Problem statement: Retype all the entries word for word, but omit the pictures.

Dataset records on visual material:
— Begin —
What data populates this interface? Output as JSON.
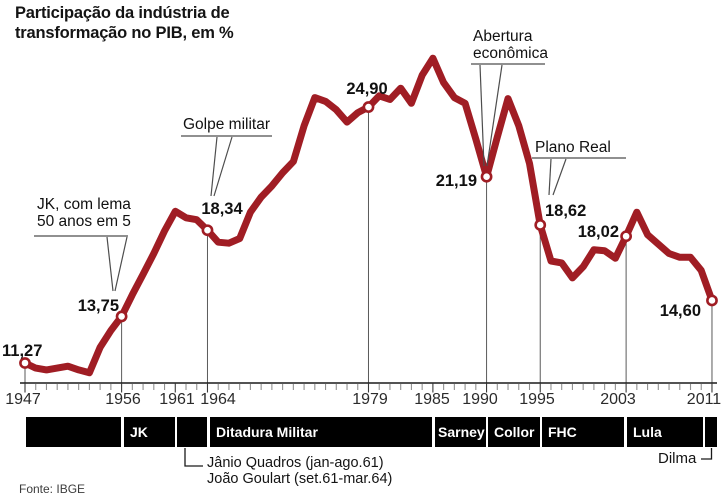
{
  "title": "Participação da indústria de transformação no PIB, em %",
  "source": "Fonte: IBGE",
  "colors": {
    "line": "#A01D24",
    "marker_fill": "#FFFFFF",
    "timeline_bar": "#000000",
    "timeline_text": "#FFFFFF",
    "axis": "#1A1A1A",
    "tick_minor": "#919191",
    "tick_major": "#3A3A3A",
    "reference_line": "#5A5A5A",
    "callout_line": "#4D4D4D",
    "label_text": "#111111",
    "year_text": "#2B2B2B"
  },
  "chart_data": {
    "type": "line",
    "title": "Participação da indústria de transformação no PIB, em %",
    "ylabel": "%",
    "grid": false,
    "start_year": 1947,
    "end_year": 2011,
    "values": [
      11.27,
      11.0,
      10.9,
      11.0,
      11.1,
      10.9,
      10.75,
      12.1,
      13.0,
      13.75,
      14.9,
      16.0,
      17.1,
      18.3,
      19.35,
      19.0,
      18.9,
      18.34,
      17.7,
      17.65,
      17.9,
      19.3,
      20.1,
      20.7,
      21.4,
      22.0,
      23.9,
      25.4,
      25.2,
      24.75,
      24.1,
      24.6,
      24.9,
      25.5,
      25.3,
      25.9,
      25.1,
      26.6,
      27.5,
      26.2,
      25.4,
      25.1,
      23.2,
      21.19,
      23.3,
      25.35,
      23.9,
      21.9,
      18.62,
      16.7,
      16.6,
      15.8,
      16.4,
      17.3,
      17.25,
      16.85,
      18.02,
      19.3,
      18.1,
      17.6,
      17.1,
      16.9,
      16.9,
      16.2,
      14.6
    ],
    "x_label_years": [
      1947,
      1956,
      1961,
      1964,
      1979,
      1985,
      1990,
      1995,
      2003,
      2011
    ],
    "labeled_points": [
      {
        "year": 1947,
        "value": 11.27,
        "label": "11,27"
      },
      {
        "year": 1956,
        "value": 13.75,
        "label": "13,75"
      },
      {
        "year": 1964,
        "value": 18.34,
        "label": "18,34"
      },
      {
        "year": 1979,
        "value": 24.9,
        "label": "24,90"
      },
      {
        "year": 1990,
        "value": 21.19,
        "label": "21,19"
      },
      {
        "year": 1995,
        "value": 18.62,
        "label": "18,62"
      },
      {
        "year": 2003,
        "value": 18.02,
        "label": "18,02"
      },
      {
        "year": 2011,
        "value": 14.6,
        "label": "14,60"
      }
    ],
    "annotations": [
      {
        "id": "jk",
        "lines": [
          "JK, com lema",
          "50 anos em 5"
        ],
        "target_year": 1956
      },
      {
        "id": "golpe",
        "lines": [
          "Golpe militar"
        ],
        "target_year": 1964
      },
      {
        "id": "abertura",
        "lines": [
          "Abertura",
          "econômica"
        ],
        "target_year": 1990
      },
      {
        "id": "plano",
        "lines": [
          "Plano Real"
        ],
        "target_year": 1995
      }
    ]
  },
  "timeline": {
    "bars": [
      {
        "label": "",
        "start": 1947,
        "end": 1956
      },
      {
        "label": "JK",
        "start": 1956,
        "end": 1961
      },
      {
        "label": "",
        "start": 1961,
        "end": 1964
      },
      {
        "label": "Ditadura Militar",
        "start": 1964,
        "end": 1985
      },
      {
        "label": "Sarney",
        "start": 1985,
        "end": 1990
      },
      {
        "label": "Collor",
        "start": 1990,
        "end": 1995
      },
      {
        "label": "FHC",
        "start": 1995,
        "end": 2003
      },
      {
        "label": "Lula",
        "start": 2003,
        "end": 2011
      },
      {
        "label": "",
        "start": 2011,
        "end": 2011.5
      }
    ],
    "notes": {
      "janio_line1": "Jânio Quadros (jan-ago.61)",
      "janio_line2": "João Goulart (set.61-mar.64)",
      "dilma": "Dilma"
    }
  }
}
— End —
Complete answer:
What data populates this interface? Output as JSON.
{
  "title": "Participação da indústria de transformação no PIB, em %",
  "source": "Fonte: IBGE",
  "colors": {
    "line": "#A01D24",
    "marker_fill": "#FFFFFF",
    "timeline_bar": "#000000",
    "timeline_text": "#FFFFFF",
    "axis": "#1A1A1A",
    "tick_minor": "#919191",
    "tick_major": "#3A3A3A",
    "reference_line": "#5A5A5A",
    "callout_line": "#4D4D4D",
    "label_text": "#111111",
    "year_text": "#2B2B2B"
  },
  "chart_data": {
    "type": "line",
    "title": "Participação da indústria de transformação no PIB, em %",
    "ylabel": "%",
    "grid": false,
    "start_year": 1947,
    "end_year": 2011,
    "values": [
      11.27,
      11.0,
      10.9,
      11.0,
      11.1,
      10.9,
      10.75,
      12.1,
      13.0,
      13.75,
      14.9,
      16.0,
      17.1,
      18.3,
      19.35,
      19.0,
      18.9,
      18.34,
      17.7,
      17.65,
      17.9,
      19.3,
      20.1,
      20.7,
      21.4,
      22.0,
      23.9,
      25.4,
      25.2,
      24.75,
      24.1,
      24.6,
      24.9,
      25.5,
      25.3,
      25.9,
      25.1,
      26.6,
      27.5,
      26.2,
      25.4,
      25.1,
      23.2,
      21.19,
      23.3,
      25.35,
      23.9,
      21.9,
      18.62,
      16.7,
      16.6,
      15.8,
      16.4,
      17.3,
      17.25,
      16.85,
      18.02,
      19.3,
      18.1,
      17.6,
      17.1,
      16.9,
      16.9,
      16.2,
      14.6
    ],
    "x_label_years": [
      1947,
      1956,
      1961,
      1964,
      1979,
      1985,
      1990,
      1995,
      2003,
      2011
    ],
    "labeled_points": [
      {
        "year": 1947,
        "value": 11.27,
        "label": "11,27"
      },
      {
        "year": 1956,
        "value": 13.75,
        "label": "13,75"
      },
      {
        "year": 1964,
        "value": 18.34,
        "label": "18,34"
      },
      {
        "year": 1979,
        "value": 24.9,
        "label": "24,90"
      },
      {
        "year": 1990,
        "value": 21.19,
        "label": "21,19"
      },
      {
        "year": 1995,
        "value": 18.62,
        "label": "18,62"
      },
      {
        "year": 2003,
        "value": 18.02,
        "label": "18,02"
      },
      {
        "year": 2011,
        "value": 14.6,
        "label": "14,60"
      }
    ],
    "annotations": [
      {
        "id": "jk",
        "lines": [
          "JK, com lema",
          "50 anos em 5"
        ],
        "target_year": 1956
      },
      {
        "id": "golpe",
        "lines": [
          "Golpe militar"
        ],
        "target_year": 1964
      },
      {
        "id": "abertura",
        "lines": [
          "Abertura",
          "econômica"
        ],
        "target_year": 1990
      },
      {
        "id": "plano",
        "lines": [
          "Plano Real"
        ],
        "target_year": 1995
      }
    ]
  },
  "timeline": {
    "bars": [
      {
        "label": "",
        "start": 1947,
        "end": 1956
      },
      {
        "label": "JK",
        "start": 1956,
        "end": 1961
      },
      {
        "label": "",
        "start": 1961,
        "end": 1964
      },
      {
        "label": "Ditadura Militar",
        "start": 1964,
        "end": 1985
      },
      {
        "label": "Sarney",
        "start": 1985,
        "end": 1990
      },
      {
        "label": "Collor",
        "start": 1990,
        "end": 1995
      },
      {
        "label": "FHC",
        "start": 1995,
        "end": 2003
      },
      {
        "label": "Lula",
        "start": 2003,
        "end": 2011
      },
      {
        "label": "",
        "start": 2011,
        "end": 2011.5
      }
    ],
    "notes": {
      "janio_line1": "Jânio Quadros (jan-ago.61)",
      "janio_line2": "João Goulart (set.61-mar.64)",
      "dilma": "Dilma"
    }
  }
}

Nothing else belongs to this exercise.